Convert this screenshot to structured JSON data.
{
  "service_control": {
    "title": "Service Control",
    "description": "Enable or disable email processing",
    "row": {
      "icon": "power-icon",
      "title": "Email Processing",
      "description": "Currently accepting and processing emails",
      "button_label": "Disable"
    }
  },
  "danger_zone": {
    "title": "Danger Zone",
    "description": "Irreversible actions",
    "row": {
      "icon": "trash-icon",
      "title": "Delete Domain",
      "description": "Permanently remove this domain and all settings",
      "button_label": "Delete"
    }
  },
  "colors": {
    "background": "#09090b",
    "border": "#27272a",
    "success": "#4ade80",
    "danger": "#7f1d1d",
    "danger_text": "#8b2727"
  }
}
=-=-=-=-=
Work to be completed:
Return every entry exactly as given.

Expected output:
Convert this screenshot to structured JSON data.
{
  "service_control": {
    "title": "Service Control",
    "description": "Enable or disable email processing",
    "row": {
      "icon": "power-icon",
      "title": "Email Processing",
      "description": "Currently accepting and processing emails",
      "button_label": "Disable"
    }
  },
  "danger_zone": {
    "title": "Danger Zone",
    "description": "Irreversible actions",
    "row": {
      "icon": "trash-icon",
      "title": "Delete Domain",
      "description": "Permanently remove this domain and all settings",
      "button_label": "Delete"
    }
  },
  "colors": {
    "background": "#09090b",
    "border": "#27272a",
    "success": "#4ade80",
    "danger": "#7f1d1d",
    "danger_text": "#8b2727"
  }
}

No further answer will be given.